Copy the lines from the line containing "Patent image size: (1496, 982)." to the line containing "The yellow ultraviolet", changing "paper tray" to "sheet tray" and leaving everything else as it is.
**** EXERCISE MATERIAL
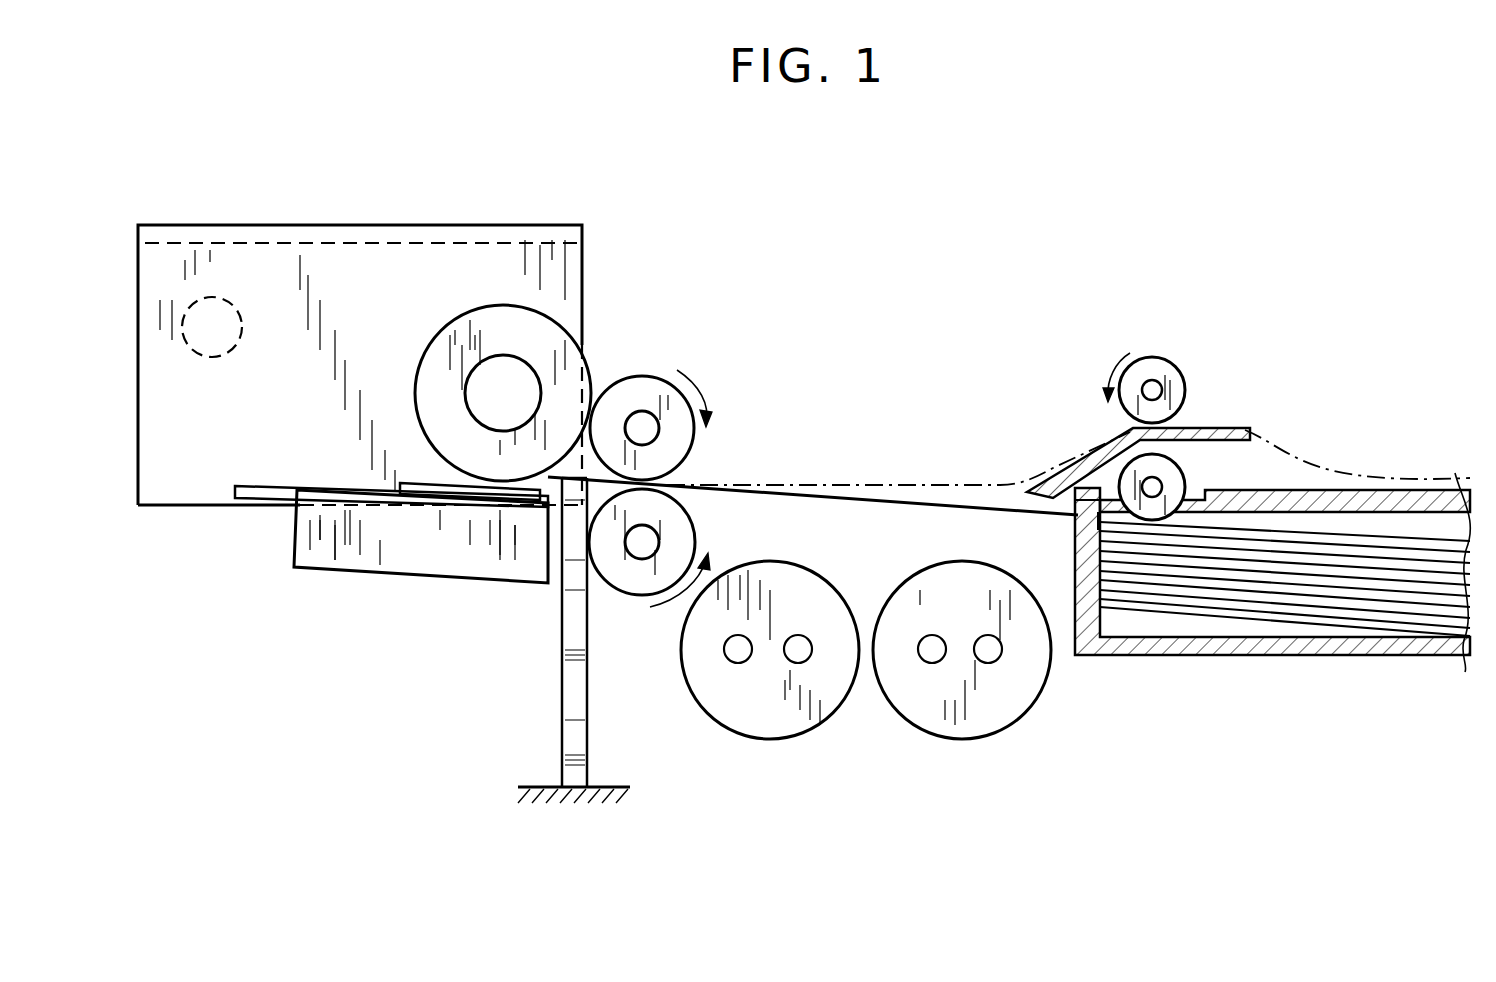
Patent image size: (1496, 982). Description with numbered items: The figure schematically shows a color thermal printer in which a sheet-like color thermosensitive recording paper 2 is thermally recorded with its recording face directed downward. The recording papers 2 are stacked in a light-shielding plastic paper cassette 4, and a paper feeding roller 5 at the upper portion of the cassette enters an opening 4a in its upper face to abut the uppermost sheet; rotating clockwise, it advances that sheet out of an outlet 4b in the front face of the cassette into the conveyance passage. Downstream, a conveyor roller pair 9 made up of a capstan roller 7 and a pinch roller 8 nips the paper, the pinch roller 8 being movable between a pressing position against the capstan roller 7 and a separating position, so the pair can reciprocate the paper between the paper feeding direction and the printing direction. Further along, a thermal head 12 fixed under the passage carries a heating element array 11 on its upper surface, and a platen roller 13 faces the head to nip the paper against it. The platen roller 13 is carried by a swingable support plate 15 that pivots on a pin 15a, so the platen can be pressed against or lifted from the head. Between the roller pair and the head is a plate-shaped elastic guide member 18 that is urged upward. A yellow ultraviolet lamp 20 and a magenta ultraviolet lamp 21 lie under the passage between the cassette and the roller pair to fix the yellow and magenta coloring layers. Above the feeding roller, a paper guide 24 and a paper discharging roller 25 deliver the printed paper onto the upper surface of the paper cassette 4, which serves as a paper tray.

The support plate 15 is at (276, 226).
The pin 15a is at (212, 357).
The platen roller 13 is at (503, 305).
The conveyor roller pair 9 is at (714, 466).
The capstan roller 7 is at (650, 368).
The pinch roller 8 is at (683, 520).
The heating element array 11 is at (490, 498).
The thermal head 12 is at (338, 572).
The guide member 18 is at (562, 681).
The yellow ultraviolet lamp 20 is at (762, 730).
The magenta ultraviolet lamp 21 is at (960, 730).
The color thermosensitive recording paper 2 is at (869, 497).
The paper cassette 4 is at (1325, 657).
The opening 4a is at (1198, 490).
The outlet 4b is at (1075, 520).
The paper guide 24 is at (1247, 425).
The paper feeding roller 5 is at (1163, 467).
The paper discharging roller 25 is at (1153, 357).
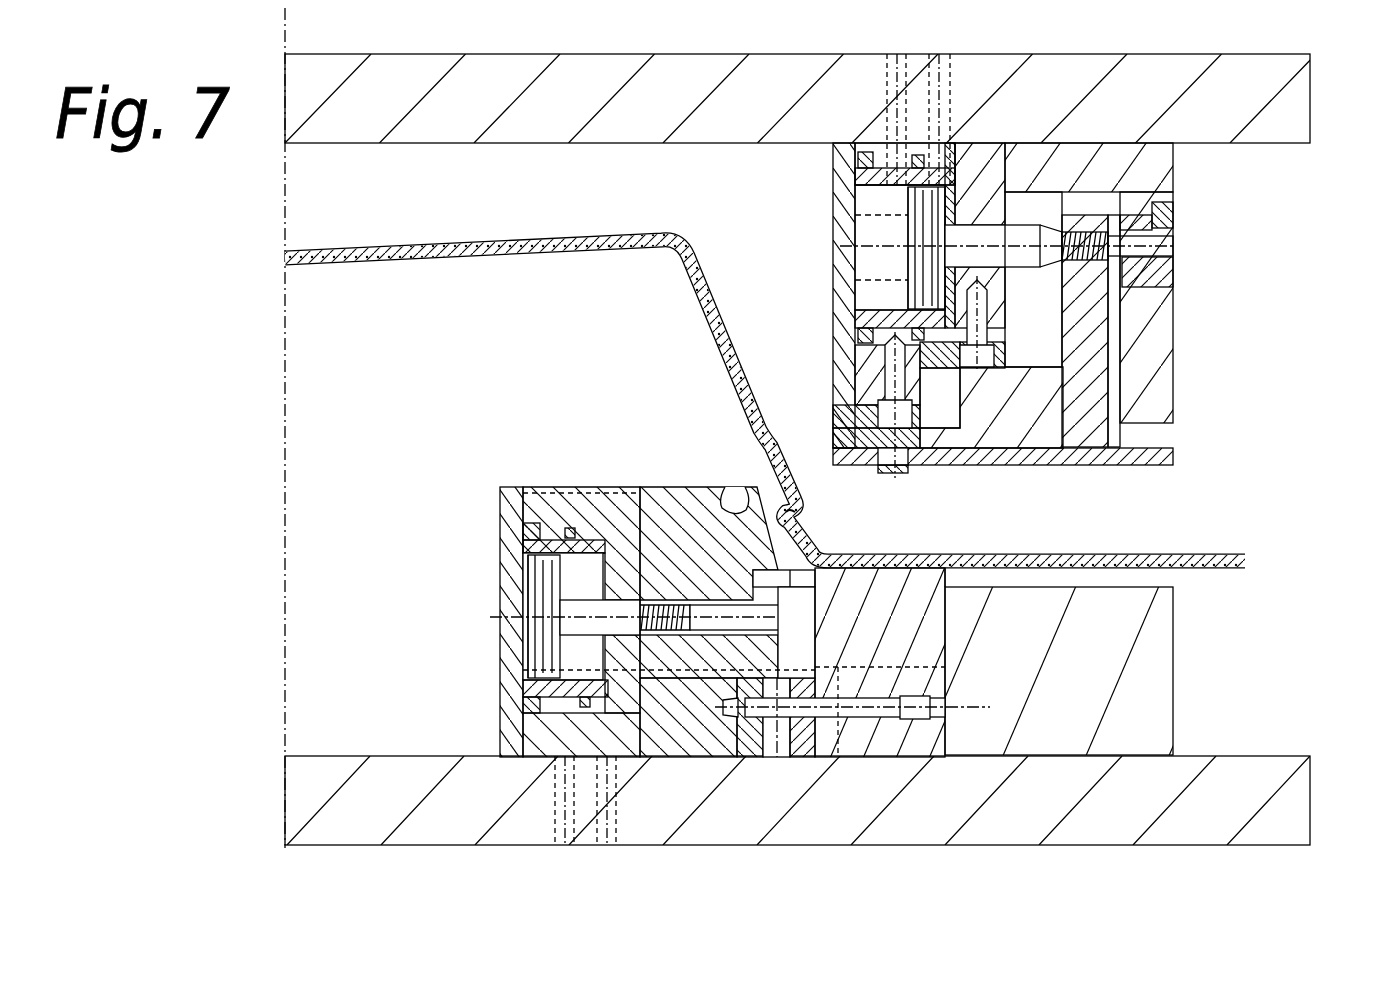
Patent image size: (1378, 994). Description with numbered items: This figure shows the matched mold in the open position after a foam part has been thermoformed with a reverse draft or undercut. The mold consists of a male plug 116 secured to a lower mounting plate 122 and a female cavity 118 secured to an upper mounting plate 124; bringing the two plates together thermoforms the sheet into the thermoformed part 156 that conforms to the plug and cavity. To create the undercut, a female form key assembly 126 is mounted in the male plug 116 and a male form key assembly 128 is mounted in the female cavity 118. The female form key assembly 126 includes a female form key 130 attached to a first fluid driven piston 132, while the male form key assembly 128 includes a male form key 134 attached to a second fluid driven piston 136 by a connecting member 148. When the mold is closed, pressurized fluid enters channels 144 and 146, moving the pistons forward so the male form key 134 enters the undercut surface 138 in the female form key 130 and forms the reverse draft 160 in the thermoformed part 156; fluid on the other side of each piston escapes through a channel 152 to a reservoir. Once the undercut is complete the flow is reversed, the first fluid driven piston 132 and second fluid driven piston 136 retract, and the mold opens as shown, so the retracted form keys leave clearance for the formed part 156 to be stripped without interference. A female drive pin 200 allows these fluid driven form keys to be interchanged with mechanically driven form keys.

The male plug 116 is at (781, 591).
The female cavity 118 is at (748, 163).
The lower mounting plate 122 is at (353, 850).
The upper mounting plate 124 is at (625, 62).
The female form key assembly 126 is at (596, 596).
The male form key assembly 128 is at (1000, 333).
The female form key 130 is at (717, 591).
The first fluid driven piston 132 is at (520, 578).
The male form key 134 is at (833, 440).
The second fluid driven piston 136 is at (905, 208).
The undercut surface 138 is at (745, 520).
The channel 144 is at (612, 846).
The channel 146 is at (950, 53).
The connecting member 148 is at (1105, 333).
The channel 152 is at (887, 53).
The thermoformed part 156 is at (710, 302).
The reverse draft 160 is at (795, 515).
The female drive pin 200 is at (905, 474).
********
**** EXERCISE MATERIAL
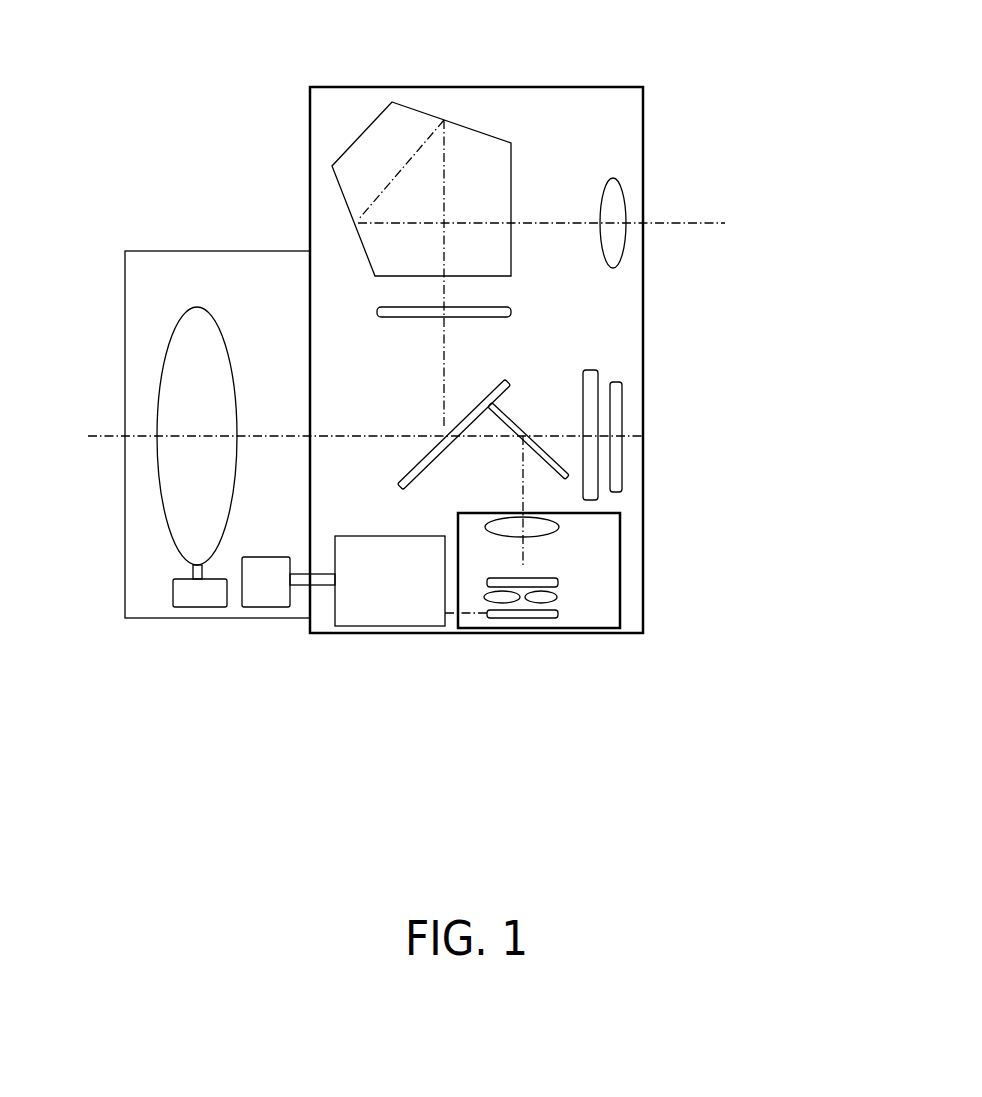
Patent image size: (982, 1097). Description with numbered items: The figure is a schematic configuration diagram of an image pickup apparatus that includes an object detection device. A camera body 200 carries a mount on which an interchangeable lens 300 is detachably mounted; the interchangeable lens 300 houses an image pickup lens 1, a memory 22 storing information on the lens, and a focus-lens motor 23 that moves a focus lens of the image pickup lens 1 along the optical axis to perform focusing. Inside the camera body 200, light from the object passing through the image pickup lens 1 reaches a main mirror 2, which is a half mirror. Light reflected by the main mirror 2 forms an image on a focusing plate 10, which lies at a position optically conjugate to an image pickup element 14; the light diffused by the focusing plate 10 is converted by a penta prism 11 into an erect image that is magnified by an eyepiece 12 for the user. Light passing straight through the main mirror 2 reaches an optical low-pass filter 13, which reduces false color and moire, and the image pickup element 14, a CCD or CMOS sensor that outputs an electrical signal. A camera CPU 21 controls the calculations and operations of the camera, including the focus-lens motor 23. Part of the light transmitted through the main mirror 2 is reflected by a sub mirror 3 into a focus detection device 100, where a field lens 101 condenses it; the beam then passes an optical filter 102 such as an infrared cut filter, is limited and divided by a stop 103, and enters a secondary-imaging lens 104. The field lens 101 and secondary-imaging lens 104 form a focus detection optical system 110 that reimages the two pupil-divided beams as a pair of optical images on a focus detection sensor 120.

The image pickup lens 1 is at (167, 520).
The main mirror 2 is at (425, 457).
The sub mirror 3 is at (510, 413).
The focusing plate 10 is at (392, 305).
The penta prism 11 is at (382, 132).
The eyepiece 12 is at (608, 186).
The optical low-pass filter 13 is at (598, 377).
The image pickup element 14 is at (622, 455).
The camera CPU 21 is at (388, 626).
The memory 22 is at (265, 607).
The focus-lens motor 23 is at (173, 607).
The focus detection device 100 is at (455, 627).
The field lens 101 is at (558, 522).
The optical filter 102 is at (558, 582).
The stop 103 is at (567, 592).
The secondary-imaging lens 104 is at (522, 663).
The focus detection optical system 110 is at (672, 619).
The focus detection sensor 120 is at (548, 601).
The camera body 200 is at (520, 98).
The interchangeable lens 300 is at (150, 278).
********
**THE RESPONSE:**
Patent image size: (1496, 982). Description with numbered items: The figure schematically shows a color thermal printer in which a sheet-like color thermosensitive recording paper 2 is thermally recorded with its recording face directed downward. The recording papers 2 are stacked in a light-shielding plastic paper cassette 4, and a paper feeding roller 5 at the upper portion of the cassette enters an opening 4a in its upper face to abut the uppermost sheet; rotating clockwise, it advances that sheet out of an outlet 4b in the front face of the cassette into the conveyance passage. Downstream, a conveyor roller pair 9 made up of a capstan roller 7 and a pinch roller 8 nips the paper, the pinch roller 8 being movable between a pressing position against the capstan roller 7 and a separating position, so the pair can reciprocate the paper between the paper feeding direction and the printing direction. Further along, a thermal head 12 fixed under the passage carries a heating element array 11 on its upper surface, and a platen roller 13 faces the head to nip the paper against it. The platen roller 13 is carried by a swingable support plate 15 that pivots on a pin 15a, so the platen can be pressed against or lifted from the head. Between the roller pair and the head is a plate-shaped elastic guide member 18 that is urged upward. A yellow ultraviolet lamp 20 and a magenta ultraviolet lamp 21 lie under the passage between the cassette and the roller pair to fix the yellow and magenta coloring layers. Above the feeding roller, a paper guide 24 and a paper discharging roller 25 deliver the printed paper onto the upper surface of the paper cassette 4, which serves as a sheet tray.

The support plate 15 is at (276, 226).
The pin 15a is at (212, 357).
The platen roller 13 is at (503, 305).
The conveyor roller pair 9 is at (714, 466).
The capstan roller 7 is at (650, 368).
The pinch roller 8 is at (683, 520).
The heating element array 11 is at (490, 498).
The thermal head 12 is at (338, 572).
The guide member 18 is at (562, 681).
The yellow ultraviolet lamp 20 is at (762, 730).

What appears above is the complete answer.